EXERCISE INPUTS:

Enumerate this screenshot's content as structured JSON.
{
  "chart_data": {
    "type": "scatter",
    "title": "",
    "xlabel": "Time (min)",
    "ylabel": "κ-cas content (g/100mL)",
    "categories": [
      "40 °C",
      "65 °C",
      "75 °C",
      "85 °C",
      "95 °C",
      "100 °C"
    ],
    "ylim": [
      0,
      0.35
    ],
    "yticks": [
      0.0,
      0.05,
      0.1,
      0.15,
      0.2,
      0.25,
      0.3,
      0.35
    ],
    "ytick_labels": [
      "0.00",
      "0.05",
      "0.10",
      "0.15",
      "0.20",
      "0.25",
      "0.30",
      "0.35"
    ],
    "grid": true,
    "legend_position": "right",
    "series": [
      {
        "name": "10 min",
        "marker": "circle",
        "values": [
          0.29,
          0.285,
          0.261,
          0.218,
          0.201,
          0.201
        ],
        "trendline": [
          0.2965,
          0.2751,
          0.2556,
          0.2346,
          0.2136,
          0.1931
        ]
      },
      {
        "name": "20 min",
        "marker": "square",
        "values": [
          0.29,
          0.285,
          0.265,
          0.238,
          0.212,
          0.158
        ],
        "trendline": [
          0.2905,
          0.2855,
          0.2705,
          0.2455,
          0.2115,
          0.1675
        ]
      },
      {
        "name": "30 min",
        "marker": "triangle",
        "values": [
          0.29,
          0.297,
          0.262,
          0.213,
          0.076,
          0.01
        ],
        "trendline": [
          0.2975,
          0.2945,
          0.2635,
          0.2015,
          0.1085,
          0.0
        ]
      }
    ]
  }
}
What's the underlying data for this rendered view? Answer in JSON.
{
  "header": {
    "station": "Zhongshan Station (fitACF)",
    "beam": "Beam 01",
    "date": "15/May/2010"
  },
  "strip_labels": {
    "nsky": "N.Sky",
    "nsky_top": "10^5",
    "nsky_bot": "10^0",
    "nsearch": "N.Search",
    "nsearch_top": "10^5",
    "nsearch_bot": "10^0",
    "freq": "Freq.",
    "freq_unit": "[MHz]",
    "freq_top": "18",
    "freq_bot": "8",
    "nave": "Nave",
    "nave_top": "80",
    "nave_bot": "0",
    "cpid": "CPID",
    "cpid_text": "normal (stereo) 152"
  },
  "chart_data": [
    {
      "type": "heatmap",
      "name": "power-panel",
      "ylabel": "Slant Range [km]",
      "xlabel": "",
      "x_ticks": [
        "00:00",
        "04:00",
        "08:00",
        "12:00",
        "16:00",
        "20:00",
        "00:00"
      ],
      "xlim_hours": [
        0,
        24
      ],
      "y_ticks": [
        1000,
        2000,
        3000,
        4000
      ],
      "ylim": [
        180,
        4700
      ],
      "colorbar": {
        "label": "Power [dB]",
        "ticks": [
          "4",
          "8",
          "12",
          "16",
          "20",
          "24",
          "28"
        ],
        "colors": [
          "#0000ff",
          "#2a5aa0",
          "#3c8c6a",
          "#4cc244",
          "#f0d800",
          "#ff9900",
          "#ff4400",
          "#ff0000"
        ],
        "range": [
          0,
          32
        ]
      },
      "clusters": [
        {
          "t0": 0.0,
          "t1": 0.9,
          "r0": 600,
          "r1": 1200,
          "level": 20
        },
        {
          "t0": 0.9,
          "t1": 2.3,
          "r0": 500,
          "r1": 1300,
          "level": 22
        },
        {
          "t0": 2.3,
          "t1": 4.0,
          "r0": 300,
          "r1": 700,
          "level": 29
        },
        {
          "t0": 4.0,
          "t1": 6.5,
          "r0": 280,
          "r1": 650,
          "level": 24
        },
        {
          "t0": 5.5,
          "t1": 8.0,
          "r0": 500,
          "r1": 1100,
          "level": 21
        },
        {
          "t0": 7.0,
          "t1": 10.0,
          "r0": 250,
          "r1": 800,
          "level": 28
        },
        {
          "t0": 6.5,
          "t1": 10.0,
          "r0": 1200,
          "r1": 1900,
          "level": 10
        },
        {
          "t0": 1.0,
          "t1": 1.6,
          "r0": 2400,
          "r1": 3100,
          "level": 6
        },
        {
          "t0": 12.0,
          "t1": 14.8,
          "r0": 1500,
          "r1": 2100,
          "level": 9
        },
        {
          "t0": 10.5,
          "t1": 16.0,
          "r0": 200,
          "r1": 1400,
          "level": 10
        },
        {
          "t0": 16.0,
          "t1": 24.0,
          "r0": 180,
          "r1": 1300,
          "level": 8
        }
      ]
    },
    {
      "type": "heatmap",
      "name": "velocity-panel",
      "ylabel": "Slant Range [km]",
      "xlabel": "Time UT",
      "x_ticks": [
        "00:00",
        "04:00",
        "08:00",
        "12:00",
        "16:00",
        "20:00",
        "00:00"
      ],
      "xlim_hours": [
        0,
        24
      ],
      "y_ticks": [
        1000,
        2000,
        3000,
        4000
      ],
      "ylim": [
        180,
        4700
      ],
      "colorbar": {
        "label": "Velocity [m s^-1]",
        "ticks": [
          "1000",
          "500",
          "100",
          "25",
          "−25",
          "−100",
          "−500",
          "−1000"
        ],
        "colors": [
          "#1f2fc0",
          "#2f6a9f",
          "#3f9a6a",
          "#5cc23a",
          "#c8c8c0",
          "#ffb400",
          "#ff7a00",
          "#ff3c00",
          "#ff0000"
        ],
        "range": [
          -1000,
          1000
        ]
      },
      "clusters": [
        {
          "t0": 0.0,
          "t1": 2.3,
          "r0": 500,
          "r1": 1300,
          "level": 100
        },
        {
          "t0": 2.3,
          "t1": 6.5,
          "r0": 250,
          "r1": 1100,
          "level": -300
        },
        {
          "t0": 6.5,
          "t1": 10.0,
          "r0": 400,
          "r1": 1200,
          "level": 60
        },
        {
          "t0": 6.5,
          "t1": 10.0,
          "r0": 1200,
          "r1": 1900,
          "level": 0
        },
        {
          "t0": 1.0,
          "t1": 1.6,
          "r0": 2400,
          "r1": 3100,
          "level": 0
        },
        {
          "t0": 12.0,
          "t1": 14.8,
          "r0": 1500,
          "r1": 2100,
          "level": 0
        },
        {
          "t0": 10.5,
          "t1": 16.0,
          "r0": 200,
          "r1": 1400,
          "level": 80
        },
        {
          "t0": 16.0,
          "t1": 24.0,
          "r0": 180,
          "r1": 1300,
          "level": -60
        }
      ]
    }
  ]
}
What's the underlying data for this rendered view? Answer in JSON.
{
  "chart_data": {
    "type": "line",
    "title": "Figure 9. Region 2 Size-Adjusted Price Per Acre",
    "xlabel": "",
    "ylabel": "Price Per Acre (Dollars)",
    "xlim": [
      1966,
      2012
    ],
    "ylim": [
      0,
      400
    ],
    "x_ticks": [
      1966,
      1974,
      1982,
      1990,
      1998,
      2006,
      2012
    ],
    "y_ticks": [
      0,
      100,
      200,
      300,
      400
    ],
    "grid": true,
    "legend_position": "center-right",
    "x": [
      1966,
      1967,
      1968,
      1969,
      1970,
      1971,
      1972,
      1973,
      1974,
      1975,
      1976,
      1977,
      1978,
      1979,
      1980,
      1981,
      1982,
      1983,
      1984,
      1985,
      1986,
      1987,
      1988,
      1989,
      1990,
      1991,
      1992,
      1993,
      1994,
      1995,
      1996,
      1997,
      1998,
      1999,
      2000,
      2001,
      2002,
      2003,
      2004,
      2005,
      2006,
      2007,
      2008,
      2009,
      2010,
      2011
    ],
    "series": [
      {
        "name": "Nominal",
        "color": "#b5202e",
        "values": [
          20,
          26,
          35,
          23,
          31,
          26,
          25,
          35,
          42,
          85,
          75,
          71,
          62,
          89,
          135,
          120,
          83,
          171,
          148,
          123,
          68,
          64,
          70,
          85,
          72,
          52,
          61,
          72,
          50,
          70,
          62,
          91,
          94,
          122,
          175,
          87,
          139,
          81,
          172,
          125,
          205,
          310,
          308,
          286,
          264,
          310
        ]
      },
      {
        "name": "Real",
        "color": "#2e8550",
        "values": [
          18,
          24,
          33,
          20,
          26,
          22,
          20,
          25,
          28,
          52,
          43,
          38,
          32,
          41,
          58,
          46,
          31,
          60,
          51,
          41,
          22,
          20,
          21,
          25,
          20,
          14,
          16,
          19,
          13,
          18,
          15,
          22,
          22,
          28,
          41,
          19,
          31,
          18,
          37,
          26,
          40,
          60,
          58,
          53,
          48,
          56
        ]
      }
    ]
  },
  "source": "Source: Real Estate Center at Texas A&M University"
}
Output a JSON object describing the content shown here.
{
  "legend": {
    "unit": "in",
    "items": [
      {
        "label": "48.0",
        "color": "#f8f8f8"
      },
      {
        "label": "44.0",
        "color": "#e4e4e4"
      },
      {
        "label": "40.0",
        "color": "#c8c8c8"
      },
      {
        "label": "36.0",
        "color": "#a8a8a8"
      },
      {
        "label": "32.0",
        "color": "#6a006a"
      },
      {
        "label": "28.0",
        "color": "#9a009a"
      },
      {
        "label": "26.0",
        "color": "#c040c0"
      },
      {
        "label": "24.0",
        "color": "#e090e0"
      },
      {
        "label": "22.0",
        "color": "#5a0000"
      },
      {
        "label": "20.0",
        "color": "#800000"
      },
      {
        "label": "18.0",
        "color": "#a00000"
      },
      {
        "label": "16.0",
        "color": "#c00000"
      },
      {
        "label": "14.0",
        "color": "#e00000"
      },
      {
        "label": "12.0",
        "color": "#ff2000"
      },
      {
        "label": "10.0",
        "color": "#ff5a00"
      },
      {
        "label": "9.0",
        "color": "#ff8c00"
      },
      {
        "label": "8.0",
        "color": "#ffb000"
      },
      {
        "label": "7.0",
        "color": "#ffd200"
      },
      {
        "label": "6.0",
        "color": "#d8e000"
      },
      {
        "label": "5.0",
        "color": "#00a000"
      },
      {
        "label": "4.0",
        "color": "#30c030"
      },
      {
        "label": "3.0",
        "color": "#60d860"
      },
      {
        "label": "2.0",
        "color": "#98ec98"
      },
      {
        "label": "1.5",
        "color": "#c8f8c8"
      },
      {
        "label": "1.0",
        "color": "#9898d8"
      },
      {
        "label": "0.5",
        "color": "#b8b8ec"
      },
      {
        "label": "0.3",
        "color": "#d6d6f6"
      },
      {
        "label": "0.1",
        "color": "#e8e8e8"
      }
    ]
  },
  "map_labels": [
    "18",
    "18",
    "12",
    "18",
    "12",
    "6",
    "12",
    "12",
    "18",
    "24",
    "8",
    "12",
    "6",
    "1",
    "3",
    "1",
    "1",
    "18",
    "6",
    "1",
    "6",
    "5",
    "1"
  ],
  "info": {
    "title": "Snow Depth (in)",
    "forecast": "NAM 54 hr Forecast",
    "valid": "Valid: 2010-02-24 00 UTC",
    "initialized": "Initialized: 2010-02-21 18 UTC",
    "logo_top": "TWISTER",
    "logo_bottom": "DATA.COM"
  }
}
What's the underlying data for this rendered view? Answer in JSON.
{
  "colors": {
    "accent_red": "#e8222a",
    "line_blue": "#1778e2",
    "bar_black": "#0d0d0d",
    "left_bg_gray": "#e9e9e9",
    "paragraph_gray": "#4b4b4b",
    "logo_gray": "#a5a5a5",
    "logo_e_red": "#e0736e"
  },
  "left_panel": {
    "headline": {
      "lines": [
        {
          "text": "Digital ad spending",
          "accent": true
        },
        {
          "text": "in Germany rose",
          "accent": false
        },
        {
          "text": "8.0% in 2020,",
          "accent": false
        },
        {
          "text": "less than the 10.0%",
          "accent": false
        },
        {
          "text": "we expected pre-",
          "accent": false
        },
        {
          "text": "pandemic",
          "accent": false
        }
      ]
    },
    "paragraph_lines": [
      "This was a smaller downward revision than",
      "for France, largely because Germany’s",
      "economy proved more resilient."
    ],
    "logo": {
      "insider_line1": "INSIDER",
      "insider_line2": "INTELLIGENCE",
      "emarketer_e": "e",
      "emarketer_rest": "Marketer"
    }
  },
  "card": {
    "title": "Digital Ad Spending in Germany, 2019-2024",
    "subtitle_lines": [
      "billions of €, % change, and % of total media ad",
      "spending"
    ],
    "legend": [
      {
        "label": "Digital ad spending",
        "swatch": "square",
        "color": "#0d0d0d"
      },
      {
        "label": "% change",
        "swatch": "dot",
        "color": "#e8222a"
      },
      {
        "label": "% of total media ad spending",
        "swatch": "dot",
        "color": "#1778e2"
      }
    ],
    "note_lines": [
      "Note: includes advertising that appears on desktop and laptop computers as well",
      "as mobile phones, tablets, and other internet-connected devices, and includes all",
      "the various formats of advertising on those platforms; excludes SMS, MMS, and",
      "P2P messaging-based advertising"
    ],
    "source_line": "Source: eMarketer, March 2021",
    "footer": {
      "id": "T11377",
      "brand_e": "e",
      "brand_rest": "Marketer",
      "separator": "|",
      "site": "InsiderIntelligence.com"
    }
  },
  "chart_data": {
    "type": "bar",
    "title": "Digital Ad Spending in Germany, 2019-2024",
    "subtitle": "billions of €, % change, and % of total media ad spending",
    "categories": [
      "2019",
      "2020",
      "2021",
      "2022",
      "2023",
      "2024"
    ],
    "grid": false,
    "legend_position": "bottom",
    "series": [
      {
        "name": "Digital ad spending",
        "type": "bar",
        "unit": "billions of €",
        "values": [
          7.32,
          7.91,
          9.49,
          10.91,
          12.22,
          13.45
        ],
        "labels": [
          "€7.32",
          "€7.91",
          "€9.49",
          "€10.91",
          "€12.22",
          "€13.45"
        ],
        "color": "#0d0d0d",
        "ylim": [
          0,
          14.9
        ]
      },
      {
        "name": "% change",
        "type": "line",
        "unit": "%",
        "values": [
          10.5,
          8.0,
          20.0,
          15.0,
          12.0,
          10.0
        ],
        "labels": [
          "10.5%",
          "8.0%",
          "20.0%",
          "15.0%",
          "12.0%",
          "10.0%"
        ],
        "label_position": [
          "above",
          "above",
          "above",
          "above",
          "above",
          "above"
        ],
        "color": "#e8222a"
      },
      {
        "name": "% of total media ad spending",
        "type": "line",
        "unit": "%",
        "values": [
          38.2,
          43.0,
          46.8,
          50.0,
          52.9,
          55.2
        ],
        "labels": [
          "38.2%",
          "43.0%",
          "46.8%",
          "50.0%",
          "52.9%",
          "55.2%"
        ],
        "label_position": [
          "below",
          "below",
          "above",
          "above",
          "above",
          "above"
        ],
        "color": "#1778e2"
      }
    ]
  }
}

INSTRUCTIONS FOR THE TASK:
Return all lines with the word "total" in them.

SOLUTION FOR THIS TASK:
      "billions of €, % change, and % of total media ad",
        "label": "% of total media ad spending",
    "subtitle": "billions of €, % change, and % of total media ad spending",
        "name": "% of total media ad spending",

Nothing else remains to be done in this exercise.